Every record must be repeated exactly, with no omission.

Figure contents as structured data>
# # #
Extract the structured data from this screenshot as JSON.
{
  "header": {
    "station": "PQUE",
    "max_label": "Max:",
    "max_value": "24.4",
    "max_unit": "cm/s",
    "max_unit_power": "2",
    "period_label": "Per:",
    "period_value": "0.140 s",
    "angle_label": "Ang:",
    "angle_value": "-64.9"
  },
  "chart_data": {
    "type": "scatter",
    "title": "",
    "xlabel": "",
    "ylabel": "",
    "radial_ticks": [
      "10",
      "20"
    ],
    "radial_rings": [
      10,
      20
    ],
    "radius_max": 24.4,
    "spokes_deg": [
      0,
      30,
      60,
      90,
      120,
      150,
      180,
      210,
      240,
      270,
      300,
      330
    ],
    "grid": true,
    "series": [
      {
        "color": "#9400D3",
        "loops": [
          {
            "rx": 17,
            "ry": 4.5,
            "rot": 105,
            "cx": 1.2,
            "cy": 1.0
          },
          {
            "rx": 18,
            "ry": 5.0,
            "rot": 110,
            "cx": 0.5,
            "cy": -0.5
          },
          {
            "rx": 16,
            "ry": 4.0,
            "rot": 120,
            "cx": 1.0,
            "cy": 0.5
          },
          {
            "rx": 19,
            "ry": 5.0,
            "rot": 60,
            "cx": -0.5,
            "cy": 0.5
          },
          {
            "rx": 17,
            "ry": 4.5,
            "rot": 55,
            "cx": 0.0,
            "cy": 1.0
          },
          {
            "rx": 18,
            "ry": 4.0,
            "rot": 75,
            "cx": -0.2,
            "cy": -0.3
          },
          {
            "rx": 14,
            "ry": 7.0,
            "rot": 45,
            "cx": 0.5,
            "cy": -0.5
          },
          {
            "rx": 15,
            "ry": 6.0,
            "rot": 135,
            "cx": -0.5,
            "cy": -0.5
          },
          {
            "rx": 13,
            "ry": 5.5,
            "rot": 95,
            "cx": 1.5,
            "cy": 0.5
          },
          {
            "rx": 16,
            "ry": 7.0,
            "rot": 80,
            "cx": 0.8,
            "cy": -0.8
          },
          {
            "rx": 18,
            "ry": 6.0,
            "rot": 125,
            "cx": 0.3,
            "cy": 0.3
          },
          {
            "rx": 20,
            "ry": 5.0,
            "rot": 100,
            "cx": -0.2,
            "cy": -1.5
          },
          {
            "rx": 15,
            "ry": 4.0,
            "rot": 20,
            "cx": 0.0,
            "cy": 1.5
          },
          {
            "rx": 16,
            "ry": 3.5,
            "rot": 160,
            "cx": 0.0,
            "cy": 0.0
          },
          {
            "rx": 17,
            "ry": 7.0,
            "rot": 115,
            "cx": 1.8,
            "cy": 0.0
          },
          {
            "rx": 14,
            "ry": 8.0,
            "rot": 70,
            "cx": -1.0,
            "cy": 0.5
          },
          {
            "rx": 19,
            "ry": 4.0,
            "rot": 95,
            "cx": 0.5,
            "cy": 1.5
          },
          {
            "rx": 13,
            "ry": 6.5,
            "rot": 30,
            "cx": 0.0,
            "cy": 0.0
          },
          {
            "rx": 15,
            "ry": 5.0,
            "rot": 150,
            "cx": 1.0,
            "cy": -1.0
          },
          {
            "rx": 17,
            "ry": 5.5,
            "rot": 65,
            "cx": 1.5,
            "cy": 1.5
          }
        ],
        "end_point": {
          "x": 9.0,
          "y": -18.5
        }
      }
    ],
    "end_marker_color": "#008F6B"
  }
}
# # #
Exercise output>
Extract the structured data from this screenshot as JSON.
{
  "header": {
    "station": "PQUE",
    "max_label": "Max:",
    "max_value": "24.4",
    "max_unit": "cm/s",
    "max_unit_power": "2",
    "period_label": "Per:",
    "period_value": "0.140 s",
    "angle_label": "Ang:",
    "angle_value": "-64.9"
  },
  "chart_data": {
    "type": "scatter",
    "title": "",
    "xlabel": "",
    "ylabel": "",
    "radial_ticks": [
      "10",
      "20"
    ],
    "radial_rings": [
      10,
      20
    ],
    "radius_max": 24.4,
    "spokes_deg": [
      0,
      30,
      60,
      90,
      120,
      150,
      180,
      210,
      240,
      270,
      300,
      330
    ],
    "grid": true,
    "series": [
      {
        "color": "#9400D3",
        "loops": [
          {
            "rx": 17,
            "ry": 4.5,
            "rot": 105,
            "cx": 1.2,
            "cy": 1.0
          },
          {
            "rx": 18,
            "ry": 5.0,
            "rot": 110,
            "cx": 0.5,
            "cy": -0.5
          },
          {
            "rx": 16,
            "ry": 4.0,
            "rot": 120,
            "cx": 1.0,
            "cy": 0.5
          },
          {
            "rx": 19,
            "ry": 5.0,
            "rot": 60,
            "cx": -0.5,
            "cy": 0.5
          },
          {
            "rx": 17,
            "ry": 4.5,
            "rot": 55,
            "cx": 0.0,
            "cy": 1.0
          },
          {
            "rx": 18,
            "ry": 4.0,
            "rot": 75,
            "cx": -0.2,
            "cy": -0.3
          },
          {
            "rx": 14,
            "ry": 7.0,
            "rot": 45,
            "cx": 0.5,
            "cy": -0.5
          },
          {
            "rx": 15,
            "ry": 6.0,
            "rot": 135,
            "cx": -0.5,
            "cy": -0.5
          },
          {
            "rx": 13,
            "ry": 5.5,
            "rot": 95,
            "cx": 1.5,
            "cy": 0.5
          },
          {
            "rx": 16,
            "ry": 7.0,
            "rot": 80,
            "cx": 0.8,
            "cy": -0.8
          },
          {
            "rx": 18,
            "ry": 6.0,
            "rot": 125,
            "cx": 0.3,
            "cy": 0.3
          },
          {
            "rx": 20,
            "ry": 5.0,
            "rot": 100,
            "cx": -0.2,
            "cy": -1.5
          },
          {
            "rx": 15,
            "ry": 4.0,
            "rot": 20,
            "cx": 0.0,
            "cy": 1.5
          },
          {
            "rx": 16,
            "ry": 3.5,
            "rot": 160,
            "cx": 0.0,
            "cy": 0.0
          },
          {
            "rx": 17,
            "ry": 7.0,
            "rot": 115,
            "cx": 1.8,
            "cy": 0.0
          },
          {
            "rx": 14,
            "ry": 8.0,
            "rot": 70,
            "cx": -1.0,
            "cy": 0.5
          },
          {
            "rx": 19,
            "ry": 4.0,
            "rot": 95,
            "cx": 0.5,
            "cy": 1.5
          },
          {
            "rx": 13,
            "ry": 6.5,
            "rot": 30,
            "cx": 0.0,
            "cy": 0.0
          },
          {
            "rx": 15,
            "ry": 5.0,
            "rot": 150,
            "cx": 1.0,
            "cy": -1.0
          },
          {
            "rx": 17,
            "ry": 5.5,
            "rot": 65,
            "cx": 1.5,
            "cy": 1.5
          }
        ],
        "end_point": {
          "x": 9.0,
          "y": -18.5
        }
      }
    ],
    "end_marker_color": "#008F6B"
  }
}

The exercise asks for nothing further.